***** LISTED RECORDS
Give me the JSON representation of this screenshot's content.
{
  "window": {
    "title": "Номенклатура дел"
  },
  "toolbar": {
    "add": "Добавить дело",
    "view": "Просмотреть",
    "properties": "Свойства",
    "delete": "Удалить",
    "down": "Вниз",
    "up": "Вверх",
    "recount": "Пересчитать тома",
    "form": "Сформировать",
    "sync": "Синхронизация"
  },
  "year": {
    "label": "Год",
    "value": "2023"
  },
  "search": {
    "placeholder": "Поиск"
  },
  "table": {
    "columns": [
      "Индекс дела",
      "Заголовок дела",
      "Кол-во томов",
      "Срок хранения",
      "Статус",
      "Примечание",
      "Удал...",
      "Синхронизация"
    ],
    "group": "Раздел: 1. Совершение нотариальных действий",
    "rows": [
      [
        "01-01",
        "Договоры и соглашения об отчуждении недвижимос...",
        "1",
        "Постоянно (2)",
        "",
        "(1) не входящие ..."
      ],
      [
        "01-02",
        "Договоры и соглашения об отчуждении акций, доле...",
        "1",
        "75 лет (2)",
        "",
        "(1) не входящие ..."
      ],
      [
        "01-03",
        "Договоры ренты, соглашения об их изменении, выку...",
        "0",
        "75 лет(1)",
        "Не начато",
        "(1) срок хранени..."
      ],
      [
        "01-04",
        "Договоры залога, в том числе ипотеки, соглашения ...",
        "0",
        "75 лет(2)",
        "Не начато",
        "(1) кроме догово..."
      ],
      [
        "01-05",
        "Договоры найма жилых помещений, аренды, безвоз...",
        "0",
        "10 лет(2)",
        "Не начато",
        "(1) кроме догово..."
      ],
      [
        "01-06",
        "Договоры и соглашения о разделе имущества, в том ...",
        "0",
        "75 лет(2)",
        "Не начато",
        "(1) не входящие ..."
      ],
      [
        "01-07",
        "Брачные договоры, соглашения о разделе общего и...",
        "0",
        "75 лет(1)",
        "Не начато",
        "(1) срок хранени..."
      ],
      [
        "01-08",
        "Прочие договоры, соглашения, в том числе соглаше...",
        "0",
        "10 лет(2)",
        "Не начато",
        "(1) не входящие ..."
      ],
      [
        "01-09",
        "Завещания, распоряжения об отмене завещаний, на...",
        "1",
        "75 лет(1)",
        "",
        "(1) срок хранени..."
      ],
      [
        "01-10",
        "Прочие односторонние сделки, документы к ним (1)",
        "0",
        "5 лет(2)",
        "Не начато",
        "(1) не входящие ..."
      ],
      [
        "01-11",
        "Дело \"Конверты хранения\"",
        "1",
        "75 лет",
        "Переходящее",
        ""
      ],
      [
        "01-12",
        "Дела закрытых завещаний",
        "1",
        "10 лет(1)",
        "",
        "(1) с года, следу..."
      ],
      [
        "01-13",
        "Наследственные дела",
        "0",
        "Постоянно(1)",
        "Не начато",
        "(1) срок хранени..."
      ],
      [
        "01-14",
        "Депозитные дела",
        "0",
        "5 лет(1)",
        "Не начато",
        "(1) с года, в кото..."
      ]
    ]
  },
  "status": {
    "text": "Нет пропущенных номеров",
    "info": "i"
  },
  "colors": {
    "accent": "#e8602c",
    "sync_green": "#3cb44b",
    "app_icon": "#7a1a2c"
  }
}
**********
**WHAT YOU WILL DO**
Print out all the entries precisely as written.

**EXERCISE SOLUTION**
Give me the JSON representation of this screenshot's content.
{
  "window": {
    "title": "Номенклатура дел"
  },
  "toolbar": {
    "add": "Добавить дело",
    "view": "Просмотреть",
    "properties": "Свойства",
    "delete": "Удалить",
    "down": "Вниз",
    "up": "Вверх",
    "recount": "Пересчитать тома",
    "form": "Сформировать",
    "sync": "Синхронизация"
  },
  "year": {
    "label": "Год",
    "value": "2023"
  },
  "search": {
    "placeholder": "Поиск"
  },
  "table": {
    "columns": [
      "Индекс дела",
      "Заголовок дела",
      "Кол-во томов",
      "Срок хранения",
      "Статус",
      "Примечание",
      "Удал...",
      "Синхронизация"
    ],
    "group": "Раздел: 1. Совершение нотариальных действий",
    "rows": [
      [
        "01-01",
        "Договоры и соглашения об отчуждении недвижимос...",
        "1",
        "Постоянно (2)",
        "",
        "(1) не входящие ..."
      ],
      [
        "01-02",
        "Договоры и соглашения об отчуждении акций, доле...",
        "1",
        "75 лет (2)",
        "",
        "(1) не входящие ..."
      ],
      [
        "01-03",
        "Договоры ренты, соглашения об их изменении, выку...",
        "0",
        "75 лет(1)",
        "Не начато",
        "(1) срок хранени..."
      ],
      [
        "01-04",
        "Договоры залога, в том числе ипотеки, соглашения ...",
        "0",
        "75 лет(2)",
        "Не начато",
        "(1) кроме догово..."
      ],
      [
        "01-05",
        "Договоры найма жилых помещений, аренды, безвоз...",
        "0",
        "10 лет(2)",
        "Не начато",
        "(1) кроме догово..."
      ],
      [
        "01-06",
        "Договоры и соглашения о разделе имущества, в том ...",
        "0",
        "75 лет(2)",
        "Не начато",
        "(1) не входящие ..."
      ],
      [
        "01-07",
        "Брачные договоры, соглашения о разделе общего и...",
        "0",
        "75 лет(1)",
        "Не начато",
        "(1) срок хранени..."
      ],
      [
        "01-08",
        "Прочие договоры, соглашения, в том числе соглаше...",
        "0",
        "10 лет(2)",
        "Не начато",
        "(1) не входящие ..."
      ],
      [
        "01-09",
        "Завещания, распоряжения об отмене завещаний, на...",
        "1",
        "75 лет(1)",
        "",
        "(1) срок хранени..."
      ],
      [
        "01-10",
        "Прочие односторонние сделки, документы к ним (1)",
        "0",
        "5 лет(2)",
        "Не начато",
        "(1) не входящие ..."
      ],
      [
        "01-11",
        "Дело \"Конверты хранения\"",
        "1",
        "75 лет",
        "Переходящее",
        ""
      ],
      [
        "01-12",
        "Дела закрытых завещаний",
        "1",
        "10 лет(1)",
        "",
        "(1) с года, следу..."
      ],
      [
        "01-13",
        "Наследственные дела",
        "0",
        "Постоянно(1)",
        "Не начато",
        "(1) срок хранени..."
      ],
      [
        "01-14",
        "Депозитные дела",
        "0",
        "5 лет(1)",
        "Не начато",
        "(1) с года, в кото..."
      ]
    ]
  },
  "status": {
    "text": "Нет пропущенных номеров",
    "info": "i"
  },
  "colors": {
    "accent": "#e8602c",
    "sync_green": "#3cb44b",
    "app_icon": "#7a1a2c"
  }
}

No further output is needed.